* START EXERCISE MATERIAL *

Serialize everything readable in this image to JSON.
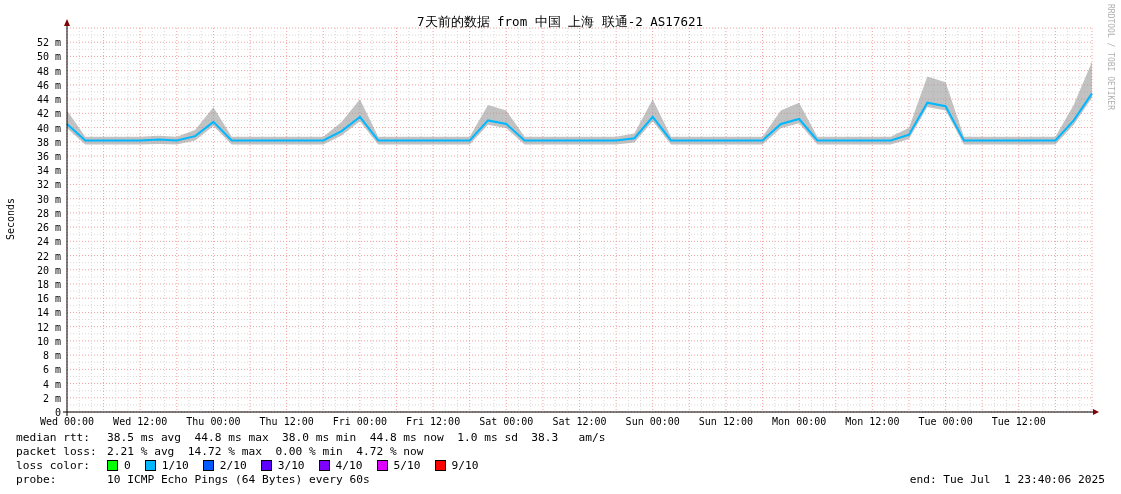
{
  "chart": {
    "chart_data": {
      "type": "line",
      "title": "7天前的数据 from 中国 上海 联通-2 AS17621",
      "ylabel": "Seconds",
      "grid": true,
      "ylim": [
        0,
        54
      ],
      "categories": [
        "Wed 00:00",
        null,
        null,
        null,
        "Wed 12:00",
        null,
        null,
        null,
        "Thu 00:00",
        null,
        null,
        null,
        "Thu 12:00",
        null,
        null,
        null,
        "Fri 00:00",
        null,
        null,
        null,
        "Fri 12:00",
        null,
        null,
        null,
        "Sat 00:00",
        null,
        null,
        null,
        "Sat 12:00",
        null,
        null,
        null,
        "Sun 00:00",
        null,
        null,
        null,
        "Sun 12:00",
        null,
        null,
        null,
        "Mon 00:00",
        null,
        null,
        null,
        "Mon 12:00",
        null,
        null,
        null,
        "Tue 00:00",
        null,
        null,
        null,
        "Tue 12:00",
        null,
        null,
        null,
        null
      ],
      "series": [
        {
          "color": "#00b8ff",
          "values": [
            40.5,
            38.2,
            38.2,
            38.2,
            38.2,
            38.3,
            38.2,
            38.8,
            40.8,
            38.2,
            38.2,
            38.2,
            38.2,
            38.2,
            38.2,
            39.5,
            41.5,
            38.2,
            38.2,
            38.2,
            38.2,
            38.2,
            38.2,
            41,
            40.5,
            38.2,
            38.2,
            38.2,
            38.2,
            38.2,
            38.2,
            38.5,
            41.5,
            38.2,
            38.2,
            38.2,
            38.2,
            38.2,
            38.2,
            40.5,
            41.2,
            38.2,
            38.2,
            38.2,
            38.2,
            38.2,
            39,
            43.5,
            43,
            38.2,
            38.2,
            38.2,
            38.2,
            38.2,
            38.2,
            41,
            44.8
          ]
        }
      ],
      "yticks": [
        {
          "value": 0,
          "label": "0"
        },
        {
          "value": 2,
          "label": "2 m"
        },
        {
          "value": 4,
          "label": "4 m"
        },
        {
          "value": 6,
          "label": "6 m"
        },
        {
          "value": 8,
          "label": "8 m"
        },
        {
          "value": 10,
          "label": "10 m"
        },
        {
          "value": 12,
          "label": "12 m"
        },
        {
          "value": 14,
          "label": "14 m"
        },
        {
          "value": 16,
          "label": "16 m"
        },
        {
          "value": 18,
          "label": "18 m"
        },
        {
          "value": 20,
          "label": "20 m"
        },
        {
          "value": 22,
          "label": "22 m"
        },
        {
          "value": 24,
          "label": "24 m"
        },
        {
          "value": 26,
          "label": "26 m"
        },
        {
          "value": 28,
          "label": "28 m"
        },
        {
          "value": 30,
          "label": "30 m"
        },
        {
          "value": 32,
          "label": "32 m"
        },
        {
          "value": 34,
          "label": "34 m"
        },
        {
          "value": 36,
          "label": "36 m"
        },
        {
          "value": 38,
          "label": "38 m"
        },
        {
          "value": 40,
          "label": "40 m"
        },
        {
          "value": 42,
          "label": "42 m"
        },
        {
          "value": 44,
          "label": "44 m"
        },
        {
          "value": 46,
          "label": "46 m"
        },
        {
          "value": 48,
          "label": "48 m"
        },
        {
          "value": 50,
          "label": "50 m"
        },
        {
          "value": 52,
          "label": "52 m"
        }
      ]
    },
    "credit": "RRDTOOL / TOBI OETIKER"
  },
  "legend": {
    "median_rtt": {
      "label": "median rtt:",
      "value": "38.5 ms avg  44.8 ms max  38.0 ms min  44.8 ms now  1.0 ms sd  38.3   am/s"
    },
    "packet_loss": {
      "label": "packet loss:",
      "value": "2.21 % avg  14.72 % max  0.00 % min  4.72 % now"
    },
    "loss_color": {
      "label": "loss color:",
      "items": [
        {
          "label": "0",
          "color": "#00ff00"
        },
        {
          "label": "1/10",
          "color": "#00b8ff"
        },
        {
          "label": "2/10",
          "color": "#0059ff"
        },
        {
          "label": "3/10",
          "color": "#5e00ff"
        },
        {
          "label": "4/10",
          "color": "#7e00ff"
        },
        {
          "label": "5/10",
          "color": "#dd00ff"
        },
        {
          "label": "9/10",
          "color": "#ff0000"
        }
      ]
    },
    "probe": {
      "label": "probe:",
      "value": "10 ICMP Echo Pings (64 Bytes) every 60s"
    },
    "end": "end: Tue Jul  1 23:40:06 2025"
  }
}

* END EXERCISE MATERIAL *

> **GIVEN INSTRUCTION**
Repeat each entry exactly as given; no pictures belong in the copy.

> **RESULT FOR THIS TASK**
Serialize everything readable in this image to JSON.
{
  "chart": {
    "chart_data": {
      "type": "line",
      "title": "7天前的数据 from 中国 上海 联通-2 AS17621",
      "ylabel": "Seconds",
      "grid": true,
      "ylim": [
        0,
        54
      ],
      "categories": [
        "Wed 00:00",
        null,
        null,
        null,
        "Wed 12:00",
        null,
        null,
        null,
        "Thu 00:00",
        null,
        null,
        null,
        "Thu 12:00",
        null,
        null,
        null,
        "Fri 00:00",
        null,
        null,
        null,
        "Fri 12:00",
        null,
        null,
        null,
        "Sat 00:00",
        null,
        null,
        null,
        "Sat 12:00",
        null,
        null,
        null,
        "Sun 00:00",
        null,
        null,
        null,
        "Sun 12:00",
        null,
        null,
        null,
        "Mon 00:00",
        null,
        null,
        null,
        "Mon 12:00",
        null,
        null,
        null,
        "Tue 00:00",
        null,
        null,
        null,
        "Tue 12:00",
        null,
        null,
        null,
        null
      ],
      "series": [
        {
          "color": "#00b8ff",
          "values": [
            40.5,
            38.2,
            38.2,
            38.2,
            38.2,
            38.3,
            38.2,
            38.8,
            40.8,
            38.2,
            38.2,
            38.2,
            38.2,
            38.2,
            38.2,
            39.5,
            41.5,
            38.2,
            38.2,
            38.2,
            38.2,
            38.2,
            38.2,
            41,
            40.5,
            38.2,
            38.2,
            38.2,
            38.2,
            38.2,
            38.2,
            38.5,
            41.5,
            38.2,
            38.2,
            38.2,
            38.2,
            38.2,
            38.2,
            40.5,
            41.2,
            38.2,
            38.2,
            38.2,
            38.2,
            38.2,
            39,
            43.5,
            43,
            38.2,
            38.2,
            38.2,
            38.2,
            38.2,
            38.2,
            41,
            44.8
          ]
        }
      ],
      "yticks": [
        {
          "value": 0,
          "label": "0"
        },
        {
          "value": 2,
          "label": "2 m"
        },
        {
          "value": 4,
          "label": "4 m"
        },
        {
          "value": 6,
          "label": "6 m"
        },
        {
          "value": 8,
          "label": "8 m"
        },
        {
          "value": 10,
          "label": "10 m"
        },
        {
          "value": 12,
          "label": "12 m"
        },
        {
          "value": 14,
          "label": "14 m"
        },
        {
          "value": 16,
          "label": "16 m"
        },
        {
          "value": 18,
          "label": "18 m"
        },
        {
          "value": 20,
          "label": "20 m"
        },
        {
          "value": 22,
          "label": "22 m"
        },
        {
          "value": 24,
          "label": "24 m"
        },
        {
          "value": 26,
          "label": "26 m"
        },
        {
          "value": 28,
          "label": "28 m"
        },
        {
          "value": 30,
          "label": "30 m"
        },
        {
          "value": 32,
          "label": "32 m"
        },
        {
          "value": 34,
          "label": "34 m"
        },
        {
          "value": 36,
          "label": "36 m"
        },
        {
          "value": 38,
          "label": "38 m"
        },
        {
          "value": 40,
          "label": "40 m"
        },
        {
          "value": 42,
          "label": "42 m"
        },
        {
          "value": 44,
          "label": "44 m"
        },
        {
          "value": 46,
          "label": "46 m"
        },
        {
          "value": 48,
          "label": "48 m"
        },
        {
          "value": 50,
          "label": "50 m"
        },
        {
          "value": 52,
          "label": "52 m"
        }
      ]
    },
    "credit": "RRDTOOL / TOBI OETIKER"
  },
  "legend": {
    "median_rtt": {
      "label": "median rtt:",
      "value": "38.5 ms avg  44.8 ms max  38.0 ms min  44.8 ms now  1.0 ms sd  38.3   am/s"
    },
    "packet_loss": {
      "label": "packet loss:",
      "value": "2.21 % avg  14.72 % max  0.00 % min  4.72 % now"
    },
    "loss_color": {
      "label": "loss color:",
      "items": [
        {
          "label": "0",
          "color": "#00ff00"
        },
        {
          "label": "1/10",
          "color": "#00b8ff"
        },
        {
          "label": "2/10",
          "color": "#0059ff"
        },
        {
          "label": "3/10",
          "color": "#5e00ff"
        },
        {
          "label": "4/10",
          "color": "#7e00ff"
        },
        {
          "label": "5/10",
          "color": "#dd00ff"
        },
        {
          "label": "9/10",
          "color": "#ff0000"
        }
      ]
    },
    "probe": {
      "label": "probe:",
      "value": "10 ICMP Echo Pings (64 Bytes) every 60s"
    },
    "end": "end: Tue Jul  1 23:40:06 2025"
  }
}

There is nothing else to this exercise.